** start Supplied information **
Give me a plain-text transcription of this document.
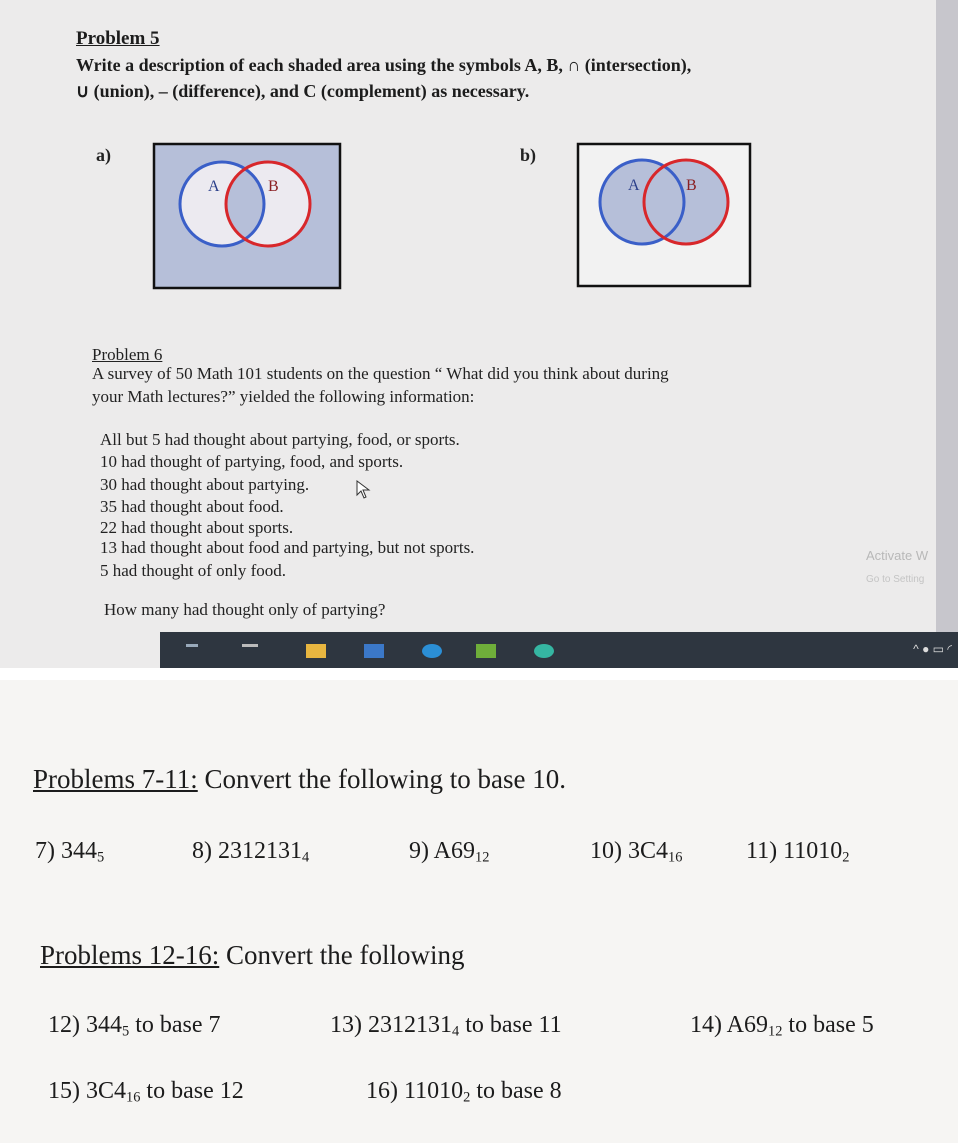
Problem 5
Write a description of each shaded area using the symbols A, B, ∩ (intersection),
∪ (union), – (difference), and C (complement) as necessary.
a)	b)
A	B	A	B
Problem 6
A survey of 50 Math 101 students on the question “ What did you think about during
your Math lectures?” yielded the following information:
All but 5 had thought about partying, food, or sports.
10 had thought of partying, food, and sports.
30 had thought about partying.
35 had thought about food.
22 had thought about sports.
13 had thought about food and partying, but not sports.
5 had thought of only food.
How many had thought only of partying?
Activate W
Go to Setting
^ ● ▭ ◜
Problems 7-11: Convert the following to base 10.
7) $344_5$	8) $2312131_4$	9) $A69_{12}$	10) $3C4_{16}$	11) $11010_2$
Problems 12-16: Convert the following
12) $344_5$ to base 7	13) $2312131_4$ to base 11	14) $A69_{12}$ to base 5
15) $3C4_{16}$ to base 12	16) $11010_2$ to base 8
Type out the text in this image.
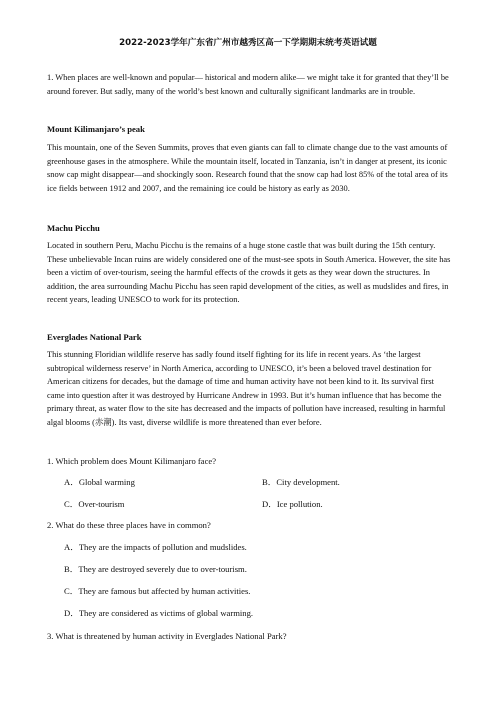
2022-2023学年广东省广州市越秀区高一下学期期末统考英语试题

1. When places are well-known and popular— historical and modern alike— we might take it for granted that they’ll be around forever. But sadly, many of the world’s best known and culturally significant landmarks are in trouble.

Mount Kilimanjaro’s peak

This mountain, one of the Seven Summits, proves that even giants can fall to climate change due to the vast amounts of greenhouse gases in the atmosphere. While the mountain itself, located in Tanzania, isn’t in danger at present, its iconic snow cap might disappear—and shockingly soon. Research found that the snow cap had lost 85% of the total area of its ice fields between 1912 and 2007, and the remaining ice could be history as early as 2030.

Machu Picchu

Located in southern Peru, Machu Picchu is the remains of a huge stone castle that was built during the 15th century. These unbelievable Incan ruins are widely considered one of the must-see spots in South America. However, the site has been a victim of over-tourism, seeing the harmful effects of the crowds it gets as they wear down the structures. In addition, the area surrounding Machu Picchu has seen rapid development of the cities, as well as mudslides and fires, in recent years, leading UNESCO to work for its protection.

Everglades National Park

This stunning Floridian wildlife reserve has sadly found itself fighting for its life in recent years. As ‘the largest subtropical wilderness reserve’ in North America, according to UNESCO, it’s been a beloved travel destination for American citizens for decades, but the damage of time and human activity have not been kind to it. Its survival first came into question after it was destroyed by Hurricane Andrew in 1993. But it’s human influence that has become the primary threat, as water flow to the site has decreased and the impacts of pollution have increased, resulting in harmful algal blooms (赤潮). Its vast, diverse wildlife is more threatened than ever before.

1. Which problem does Mount Kilimanjaro face?
A．Global warming	B．City development.
C．Over-tourism	D．Ice pollution.
2. What do these three places have in common?
A．They are the impacts of pollution and mudslides.
B．They are destroyed severely due to over-tourism.
C．They are famous but affected by human activities.
D．They are considered as victims of global warming.
3. What is threatened by human activity in Everglades National Park?
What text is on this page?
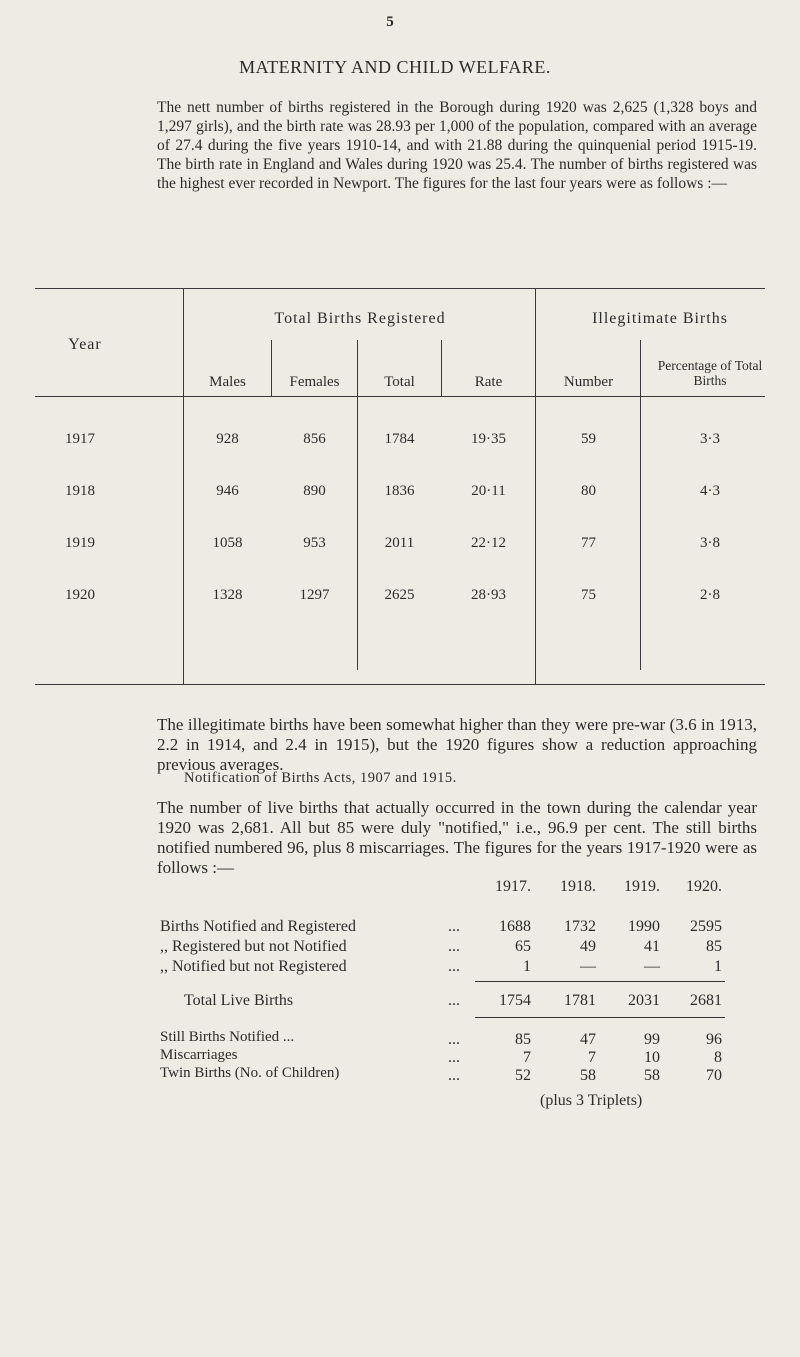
5
MATERNITY AND CHILD WELFARE.
The nett number of births registered in the Borough during 1920 was 2,625 (1,328 boys and 1,297 girls), and the birth rate was 28.93 per 1,000 of the population, compared with an average of 27.4 during the five years 1910-14, and with 21.88 during the quinquenial period 1915-19. The birth rate in England and Wales during 1920 was 25.4. The number of births registered was the highest ever recorded in Newport. The figures for the last four years were as follows :—
Year
Total Births Registered	Illegitimate Births
Males	Females	Total	Rate	Number
Percentage of Total Births
1917	928	856	1784	19·35	59	3·3
1918	946	890	1836	20·11	80	4·3
1919	1058	953	2011	22·12	77	3·8
1920	1328	1297	2625	28·93	75	2·8
The illegitimate births have been somewhat higher than they were pre-war (3.6 in 1913, 2.2 in 1914, and 2.4 in 1915), but the 1920 figures show a reduction approaching previous averages.
Notification of Births Acts, 1907 and 1915.
The number of live births that actually occurred in the town during the calendar year 1920 was 2,681. All but 85 were duly "notified," i.e., 96.9 per cent. The still births notified numbered 96, plus 8 miscarriages. The figures for the years 1917-1920 were as follows :—
1917.	1918.	1919.	1920.
Births Notified and Registered	...	1688	1732	1990	2595
,, Registered but not Notified	...	65	49	41	85
,, Notified but not Registered	...	1	—	—	1
Total Live Births	...	1754	1781	2031	2681
Still Births Notified ...	...	85	47	99	96
Miscarriages	...	7	7	10	8
Twin Births (No. of Children)	...	52	58	58	70
(plus 3 Triplets)
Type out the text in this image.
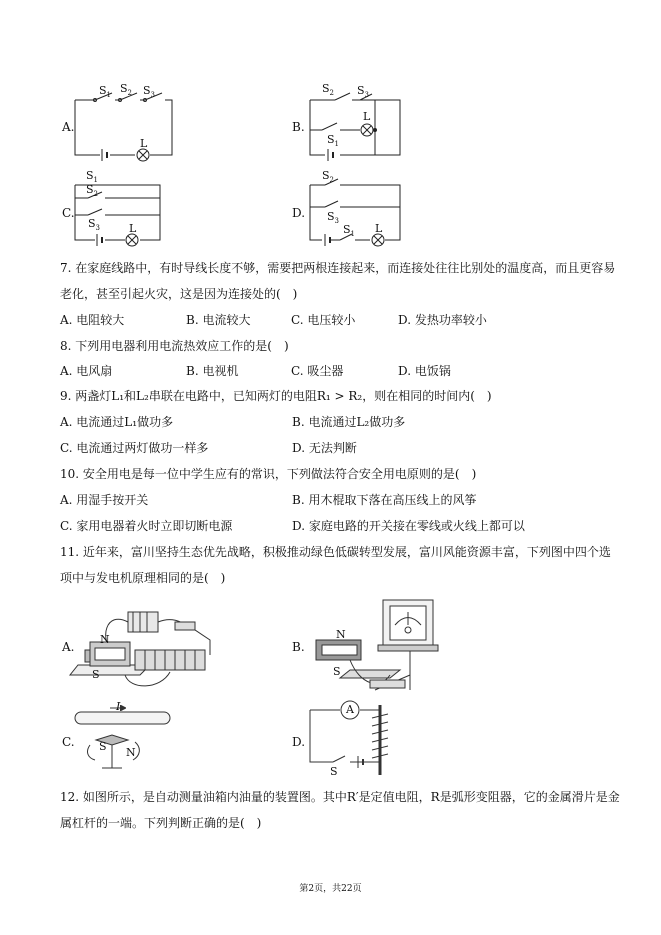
A.
$S_1$
$S_2$ $S_3$
L
B.
$S_2$ $S_3$
$S_1$
L
C.
$S_1$
$S_2$
$S_3$	L
D.
$S_2$
$S_3$
$S_1$ L
7. 在家庭线路中，有时导线长度不够，需要把两根连接起来，而连接处往往比别处的温度高，而且更容易
老化，甚至引起火灾，这是因为连接处的(　)
A. 电阻较大	B. 电流较大	C. 电压较小	D. 发热功率较小
8. 下列用电器利用电流热效应工作的是(　)
A. 电风扇	B. 电视机	C. 吸尘器	D. 电饭锅
9. 两盏灯L₁和L₂串联在电路中，已知两灯的电阻R₁ > R₂，则在相同的时间内(　)
A. 电流通过L₁做功多	B. 电流通过L₂做功多
C. 电流通过两灯做功一样多	D. 无法判断
10. 安全用电是每一位中学生应有的常识，下列做法符合安全用电原则的是(　)
A. 用湿手按开关	B. 用木棍取下落在高压线上的风筝
C. 家用电器着火时立即切断电源	D. 家庭电路的开关接在零线或火线上都可以
11. 近年来，富川坚持生态优先战略，积极推动绿色低碳转型发展，富川风能资源丰富，下列图中四个选
项中与发电机原理相同的是(　)
A.
N
S
B.
N
S
C.
I
S N
D.
A
S
12. 如图所示，是自动测量油箱内油量的装置图。其中R′是定值电阻，R是弧形变阻器，它的金属滑片是金
属杠杆的一端。下列判断正确的是(　)
第2页，共22页
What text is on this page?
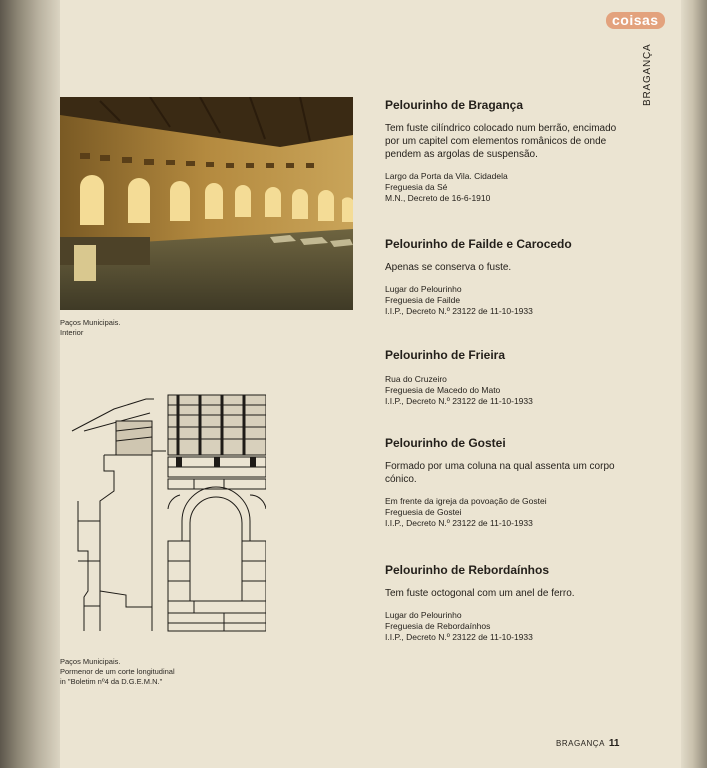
coisas
BRAGANÇA
Paços Municipais.
Interior
Paços Municipais.
Pormenor de um corte longitudinal
in "Boletim nº4 da D.G.E.M.N."
Pelourinho de Bragança
Tem fuste cilíndrico colocado num berrão, encimado
por um capitel com elementos românicos de onde
pendem as argolas de suspensão.
Largo da Porta da Vila. Cidadela
Freguesia da Sé
M.N., Decreto de 16-6-1910
Pelourinho de Failde e Carocedo
Apenas se conserva o fuste.
Lugar do Pelourinho
Freguesia de Failde
I.I.P., Decreto N.º 23122 de 11-10-1933
Pelourinho de Frieira
Rua do Cruzeiro
Freguesia de Macedo do Mato
I.I.P., Decreto N.º 23122 de 11-10-1933
Pelourinho de Gostei
Formado por uma coluna na qual assenta um corpo
cónico.
Em frente da igreja da povoação de Gostei
Freguesia de Gostei
I.I.P., Decreto N.º 23122 de 11-10-1933
Pelourinho de Rebordaínhos
Tem fuste octogonal com um anel de ferro.
Lugar do Pelourinho
Freguesia de Rebordaínhos
I.I.P., Decreto N.º 23122 de 11-10-1933
BRAGANÇA 11
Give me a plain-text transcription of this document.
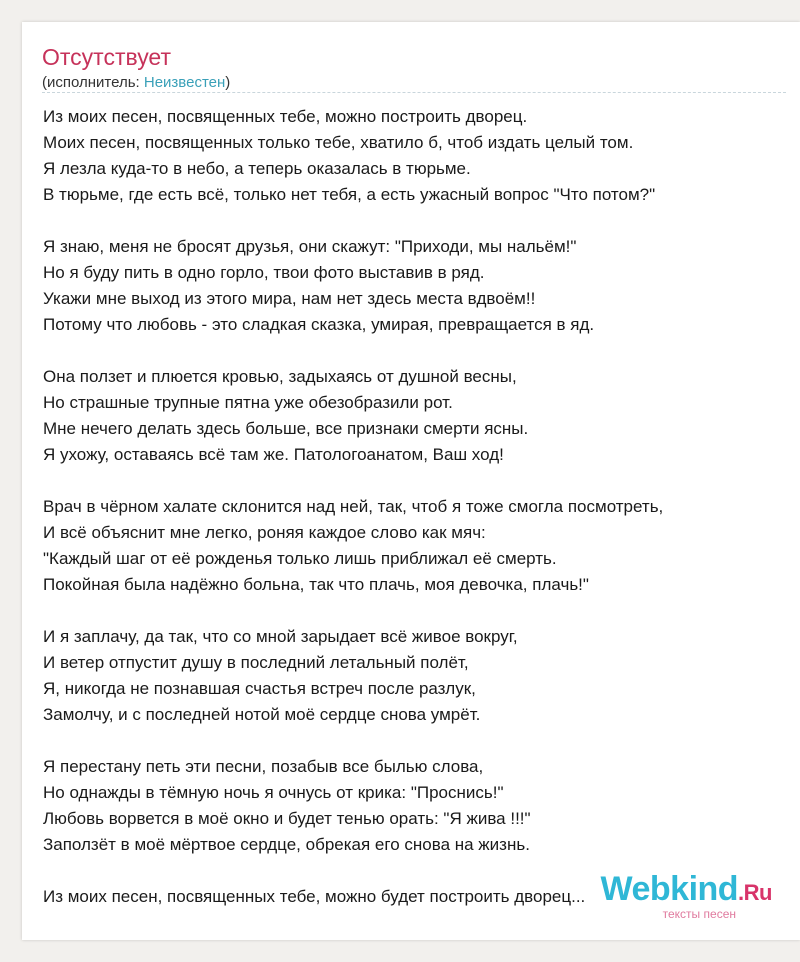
Отсутствует
(исполнитель: Неизвестен)
Из моих песен, посвященных тебе, можно построить дворец.
Моих песен, посвященных только тебе, хватило б, чтоб издать целый том.
Я лезла куда-то в небо, а теперь оказалась в тюрьме.
В тюрьме, где есть всё, только нет тебя, а есть ужасный вопрос "Что потом?"
Я знаю, меня не бросят друзья, они скажут: "Приходи, мы нальём!"
Но я буду пить в одно горло, твои фото выставив в ряд.
Укажи мне выход из этого мира, нам нет здесь места вдвоём!!
Потому что любовь - это сладкая сказка, умирая, превращается в яд.
Она ползет и плюется кровью, задыхаясь от душной весны,
Но страшные трупные пятна уже обезобразили рот.
Мне нечего делать здесь больше, все признаки смерти ясны.
Я ухожу, оставаясь всё там же. Патологоанатом, Ваш ход!
Врач в чёрном халате склонится над ней, так, чтоб я тоже смогла посмотреть,
И всё объяснит мне легко, роняя каждое слово как мяч:
"Каждый шаг от её рожденья только лишь приближал её смерть.
Покойная была надёжно больна, так что плачь, моя девочка, плачь!"
И я заплачу, да так, что со мной зарыдает всё живое вокруг,
И ветер отпустит душу в последний летальный полёт,
Я, никогда не познавшая счастья встреч после разлук,
Замолчу, и с последней нотой моё сердце снова умрёт.
Я перестану петь эти песни, позабыв все былью слова,
Но однажды в тёмную ночь я очнусь от крика: "Проснись!"
Любовь ворвется в моё окно и будет тенью орать: "Я жива !!!"
Заползёт в моё мёртвое сердце, обрекая его снова на жизнь.
Из моих песен, посвященных тебе, можно будет построить дворец... Webkind.Ru
тексты песен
** end Supplied information **
> Exercise brief: Write out every line of the listing that holds the word "только".

> Answer for the task:
Моих песен, посвященных только тебе, хватило б, чтоб издать целый том.
В тюрьме, где есть всё, только нет тебя, а есть ужасный вопрос "Что потом?"
"Каждый шаг от её рожденья только лишь приближал её смерть.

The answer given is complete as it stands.